- _Figure dataset records_:

▼▼▼

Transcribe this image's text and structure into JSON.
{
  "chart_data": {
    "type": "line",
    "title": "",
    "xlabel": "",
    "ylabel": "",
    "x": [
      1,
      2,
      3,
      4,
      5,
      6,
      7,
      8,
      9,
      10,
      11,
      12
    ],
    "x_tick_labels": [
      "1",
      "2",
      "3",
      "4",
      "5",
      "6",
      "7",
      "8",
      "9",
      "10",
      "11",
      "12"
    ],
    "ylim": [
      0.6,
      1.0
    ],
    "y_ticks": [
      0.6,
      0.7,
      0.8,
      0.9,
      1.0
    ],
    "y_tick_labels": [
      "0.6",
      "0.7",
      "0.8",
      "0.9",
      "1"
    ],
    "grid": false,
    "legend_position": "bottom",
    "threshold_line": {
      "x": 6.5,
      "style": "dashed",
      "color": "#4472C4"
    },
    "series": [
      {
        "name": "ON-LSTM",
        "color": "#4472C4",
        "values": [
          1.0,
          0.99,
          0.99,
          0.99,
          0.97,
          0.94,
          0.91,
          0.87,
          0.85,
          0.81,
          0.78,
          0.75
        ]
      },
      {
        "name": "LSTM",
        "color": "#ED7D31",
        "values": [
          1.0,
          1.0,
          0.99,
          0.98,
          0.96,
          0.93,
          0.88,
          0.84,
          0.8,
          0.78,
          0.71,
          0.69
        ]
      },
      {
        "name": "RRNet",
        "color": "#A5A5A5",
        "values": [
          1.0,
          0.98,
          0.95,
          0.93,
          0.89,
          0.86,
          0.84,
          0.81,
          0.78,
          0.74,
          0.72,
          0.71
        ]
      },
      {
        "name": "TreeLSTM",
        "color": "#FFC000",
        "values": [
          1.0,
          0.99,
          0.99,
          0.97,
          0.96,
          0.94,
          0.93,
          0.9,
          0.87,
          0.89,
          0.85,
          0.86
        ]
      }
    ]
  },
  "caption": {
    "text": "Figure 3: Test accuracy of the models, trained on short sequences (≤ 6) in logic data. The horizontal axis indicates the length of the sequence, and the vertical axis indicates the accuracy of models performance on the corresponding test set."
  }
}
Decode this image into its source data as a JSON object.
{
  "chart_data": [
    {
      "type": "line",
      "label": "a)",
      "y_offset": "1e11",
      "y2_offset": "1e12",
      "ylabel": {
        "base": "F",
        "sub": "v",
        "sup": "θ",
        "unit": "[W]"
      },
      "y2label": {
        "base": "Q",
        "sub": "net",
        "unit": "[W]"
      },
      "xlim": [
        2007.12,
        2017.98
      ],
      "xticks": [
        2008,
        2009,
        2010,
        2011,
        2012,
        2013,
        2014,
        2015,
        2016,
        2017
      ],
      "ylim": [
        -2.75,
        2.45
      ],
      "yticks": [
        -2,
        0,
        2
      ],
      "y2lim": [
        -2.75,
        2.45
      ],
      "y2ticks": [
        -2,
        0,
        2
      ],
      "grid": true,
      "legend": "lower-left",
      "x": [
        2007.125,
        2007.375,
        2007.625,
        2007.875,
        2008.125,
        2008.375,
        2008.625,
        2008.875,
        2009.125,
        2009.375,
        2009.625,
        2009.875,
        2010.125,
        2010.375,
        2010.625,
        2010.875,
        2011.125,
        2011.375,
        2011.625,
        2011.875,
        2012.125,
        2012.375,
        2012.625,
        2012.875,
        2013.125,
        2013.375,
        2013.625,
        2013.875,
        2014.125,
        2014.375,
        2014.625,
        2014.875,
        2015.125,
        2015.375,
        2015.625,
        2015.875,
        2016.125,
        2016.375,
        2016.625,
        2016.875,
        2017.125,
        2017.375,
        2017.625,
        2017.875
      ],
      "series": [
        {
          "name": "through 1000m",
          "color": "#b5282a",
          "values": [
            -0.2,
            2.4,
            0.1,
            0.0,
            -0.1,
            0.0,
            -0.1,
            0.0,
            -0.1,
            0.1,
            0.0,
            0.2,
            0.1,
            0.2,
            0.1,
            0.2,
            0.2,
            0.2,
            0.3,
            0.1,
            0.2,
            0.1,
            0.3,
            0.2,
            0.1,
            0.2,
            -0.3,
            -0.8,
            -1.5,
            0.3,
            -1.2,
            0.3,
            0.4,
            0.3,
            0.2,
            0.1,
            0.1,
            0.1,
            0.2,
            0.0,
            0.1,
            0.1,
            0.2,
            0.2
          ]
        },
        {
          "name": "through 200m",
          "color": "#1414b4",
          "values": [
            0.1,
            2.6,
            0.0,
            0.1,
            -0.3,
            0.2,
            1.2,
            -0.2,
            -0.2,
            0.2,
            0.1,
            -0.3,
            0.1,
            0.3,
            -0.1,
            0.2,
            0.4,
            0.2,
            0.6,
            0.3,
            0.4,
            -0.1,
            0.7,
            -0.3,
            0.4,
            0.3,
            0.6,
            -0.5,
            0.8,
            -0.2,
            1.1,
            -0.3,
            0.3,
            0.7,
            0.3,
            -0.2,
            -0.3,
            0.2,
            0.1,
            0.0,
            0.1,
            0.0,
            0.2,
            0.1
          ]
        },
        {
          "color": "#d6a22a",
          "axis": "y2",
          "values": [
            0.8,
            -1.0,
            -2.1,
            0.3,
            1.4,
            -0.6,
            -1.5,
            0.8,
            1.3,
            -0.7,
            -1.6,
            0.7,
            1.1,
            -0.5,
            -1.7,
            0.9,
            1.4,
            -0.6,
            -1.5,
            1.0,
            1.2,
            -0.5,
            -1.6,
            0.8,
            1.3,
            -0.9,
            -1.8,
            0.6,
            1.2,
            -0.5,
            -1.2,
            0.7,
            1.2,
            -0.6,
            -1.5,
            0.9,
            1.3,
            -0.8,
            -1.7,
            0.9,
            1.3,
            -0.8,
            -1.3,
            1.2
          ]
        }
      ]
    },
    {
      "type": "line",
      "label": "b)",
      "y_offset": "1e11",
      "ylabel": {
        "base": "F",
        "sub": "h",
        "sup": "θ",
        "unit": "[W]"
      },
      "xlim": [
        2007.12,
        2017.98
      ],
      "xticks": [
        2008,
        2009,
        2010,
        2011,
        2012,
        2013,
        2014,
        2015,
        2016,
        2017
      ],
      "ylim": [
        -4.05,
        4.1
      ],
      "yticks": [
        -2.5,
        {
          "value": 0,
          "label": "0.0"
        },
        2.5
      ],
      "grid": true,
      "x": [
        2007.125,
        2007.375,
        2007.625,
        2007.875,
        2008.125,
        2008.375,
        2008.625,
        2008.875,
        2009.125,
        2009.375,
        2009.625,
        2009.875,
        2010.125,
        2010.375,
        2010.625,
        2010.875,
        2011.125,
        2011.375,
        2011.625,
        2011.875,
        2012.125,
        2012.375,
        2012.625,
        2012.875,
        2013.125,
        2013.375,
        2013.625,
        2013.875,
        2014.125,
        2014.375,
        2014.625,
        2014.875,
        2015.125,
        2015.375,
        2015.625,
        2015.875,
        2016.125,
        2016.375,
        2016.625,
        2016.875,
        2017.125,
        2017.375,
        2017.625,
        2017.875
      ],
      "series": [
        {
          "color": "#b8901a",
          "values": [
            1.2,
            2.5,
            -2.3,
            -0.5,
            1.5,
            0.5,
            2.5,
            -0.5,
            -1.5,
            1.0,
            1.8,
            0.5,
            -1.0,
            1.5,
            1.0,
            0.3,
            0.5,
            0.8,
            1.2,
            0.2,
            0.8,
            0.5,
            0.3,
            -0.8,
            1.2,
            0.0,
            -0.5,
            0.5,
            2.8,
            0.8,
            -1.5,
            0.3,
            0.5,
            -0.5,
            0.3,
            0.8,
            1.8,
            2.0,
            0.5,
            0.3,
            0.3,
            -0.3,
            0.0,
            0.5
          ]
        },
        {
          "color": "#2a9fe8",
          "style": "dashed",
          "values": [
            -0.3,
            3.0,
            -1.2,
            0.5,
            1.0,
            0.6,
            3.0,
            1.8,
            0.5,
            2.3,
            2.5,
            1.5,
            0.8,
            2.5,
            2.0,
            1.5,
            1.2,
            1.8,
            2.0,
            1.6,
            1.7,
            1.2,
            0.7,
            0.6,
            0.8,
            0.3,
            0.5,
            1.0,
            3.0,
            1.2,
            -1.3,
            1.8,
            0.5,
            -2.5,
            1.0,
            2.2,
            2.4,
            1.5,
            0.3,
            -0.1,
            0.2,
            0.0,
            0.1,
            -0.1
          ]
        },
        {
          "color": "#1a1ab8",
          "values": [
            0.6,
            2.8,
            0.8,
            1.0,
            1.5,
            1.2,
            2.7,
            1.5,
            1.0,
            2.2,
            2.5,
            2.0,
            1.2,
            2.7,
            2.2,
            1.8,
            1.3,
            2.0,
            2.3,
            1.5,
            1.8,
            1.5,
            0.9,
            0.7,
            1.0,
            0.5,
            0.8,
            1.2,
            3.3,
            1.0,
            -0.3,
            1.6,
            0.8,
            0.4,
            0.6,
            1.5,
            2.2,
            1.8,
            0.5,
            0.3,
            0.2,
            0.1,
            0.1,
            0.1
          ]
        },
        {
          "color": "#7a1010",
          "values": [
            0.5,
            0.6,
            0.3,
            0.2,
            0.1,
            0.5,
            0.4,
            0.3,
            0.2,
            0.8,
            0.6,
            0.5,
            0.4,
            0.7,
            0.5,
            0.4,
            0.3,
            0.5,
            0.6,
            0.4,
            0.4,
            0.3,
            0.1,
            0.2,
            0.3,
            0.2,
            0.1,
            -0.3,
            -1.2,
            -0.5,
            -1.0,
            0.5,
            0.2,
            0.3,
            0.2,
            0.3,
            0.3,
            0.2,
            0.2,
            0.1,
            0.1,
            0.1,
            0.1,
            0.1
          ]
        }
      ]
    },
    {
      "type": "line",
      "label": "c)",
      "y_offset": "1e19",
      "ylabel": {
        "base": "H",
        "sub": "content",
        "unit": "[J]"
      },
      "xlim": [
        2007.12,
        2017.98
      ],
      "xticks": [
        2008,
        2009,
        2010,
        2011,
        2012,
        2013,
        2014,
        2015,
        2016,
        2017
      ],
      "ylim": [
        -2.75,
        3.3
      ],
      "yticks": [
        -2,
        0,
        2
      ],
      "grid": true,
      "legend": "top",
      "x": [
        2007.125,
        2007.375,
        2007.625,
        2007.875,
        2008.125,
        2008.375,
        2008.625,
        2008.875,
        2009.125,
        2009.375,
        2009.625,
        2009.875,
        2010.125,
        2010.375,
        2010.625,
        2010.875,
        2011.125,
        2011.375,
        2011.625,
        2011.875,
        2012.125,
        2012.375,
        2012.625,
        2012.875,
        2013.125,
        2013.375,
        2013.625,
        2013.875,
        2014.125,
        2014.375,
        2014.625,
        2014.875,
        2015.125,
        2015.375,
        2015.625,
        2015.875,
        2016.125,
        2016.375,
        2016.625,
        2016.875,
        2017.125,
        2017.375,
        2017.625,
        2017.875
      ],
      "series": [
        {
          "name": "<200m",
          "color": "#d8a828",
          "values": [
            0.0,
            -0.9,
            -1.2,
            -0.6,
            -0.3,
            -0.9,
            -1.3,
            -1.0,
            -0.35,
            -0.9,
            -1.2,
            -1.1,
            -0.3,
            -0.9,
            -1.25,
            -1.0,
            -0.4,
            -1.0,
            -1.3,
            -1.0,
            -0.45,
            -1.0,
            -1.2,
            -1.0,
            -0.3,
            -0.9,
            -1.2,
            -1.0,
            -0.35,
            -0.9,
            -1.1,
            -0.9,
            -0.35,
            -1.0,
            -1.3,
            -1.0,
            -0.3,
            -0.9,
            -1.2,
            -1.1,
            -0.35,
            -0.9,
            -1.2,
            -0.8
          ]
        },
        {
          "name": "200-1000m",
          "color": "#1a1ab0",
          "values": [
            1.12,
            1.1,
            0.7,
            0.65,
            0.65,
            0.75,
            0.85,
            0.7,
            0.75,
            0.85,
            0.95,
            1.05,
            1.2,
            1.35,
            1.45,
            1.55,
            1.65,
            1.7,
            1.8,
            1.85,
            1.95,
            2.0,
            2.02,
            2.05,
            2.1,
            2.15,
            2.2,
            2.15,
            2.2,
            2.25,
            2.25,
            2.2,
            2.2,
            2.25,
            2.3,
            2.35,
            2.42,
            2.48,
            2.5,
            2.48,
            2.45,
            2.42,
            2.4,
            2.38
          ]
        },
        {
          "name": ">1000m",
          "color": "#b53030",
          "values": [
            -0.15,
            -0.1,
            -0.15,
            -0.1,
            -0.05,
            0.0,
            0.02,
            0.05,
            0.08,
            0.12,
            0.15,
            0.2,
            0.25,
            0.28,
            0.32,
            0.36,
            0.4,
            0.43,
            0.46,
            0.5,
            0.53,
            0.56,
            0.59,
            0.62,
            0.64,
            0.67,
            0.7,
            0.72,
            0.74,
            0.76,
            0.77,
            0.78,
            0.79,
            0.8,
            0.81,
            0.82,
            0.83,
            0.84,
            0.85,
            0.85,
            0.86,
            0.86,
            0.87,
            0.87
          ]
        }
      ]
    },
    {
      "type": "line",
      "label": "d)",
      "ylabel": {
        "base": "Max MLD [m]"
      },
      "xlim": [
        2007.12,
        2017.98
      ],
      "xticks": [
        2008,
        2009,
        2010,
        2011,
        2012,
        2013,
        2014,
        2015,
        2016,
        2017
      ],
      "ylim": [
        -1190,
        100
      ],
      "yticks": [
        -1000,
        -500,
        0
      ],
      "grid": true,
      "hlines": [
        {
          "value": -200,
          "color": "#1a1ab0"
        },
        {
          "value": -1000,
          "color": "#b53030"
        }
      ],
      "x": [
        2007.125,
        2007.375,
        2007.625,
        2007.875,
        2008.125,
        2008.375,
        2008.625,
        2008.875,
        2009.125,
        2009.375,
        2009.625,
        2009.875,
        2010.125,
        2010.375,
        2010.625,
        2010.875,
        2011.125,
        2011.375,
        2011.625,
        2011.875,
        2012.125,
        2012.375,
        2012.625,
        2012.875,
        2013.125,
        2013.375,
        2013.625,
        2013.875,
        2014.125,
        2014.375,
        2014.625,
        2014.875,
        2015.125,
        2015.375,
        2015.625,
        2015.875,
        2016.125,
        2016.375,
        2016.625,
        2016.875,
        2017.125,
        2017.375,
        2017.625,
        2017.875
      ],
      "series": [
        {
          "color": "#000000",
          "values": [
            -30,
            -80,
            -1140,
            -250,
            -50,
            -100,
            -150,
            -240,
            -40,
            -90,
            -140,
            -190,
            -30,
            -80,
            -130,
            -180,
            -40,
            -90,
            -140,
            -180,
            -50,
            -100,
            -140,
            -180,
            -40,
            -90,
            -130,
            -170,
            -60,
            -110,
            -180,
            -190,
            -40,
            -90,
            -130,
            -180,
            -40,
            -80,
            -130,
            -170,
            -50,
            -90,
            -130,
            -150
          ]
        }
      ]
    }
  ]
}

▲▲▲

- _Given problem_:
Tally how many lines of the material contain the word "through". The answer must be the number and nothing else.

- _Task output_:
2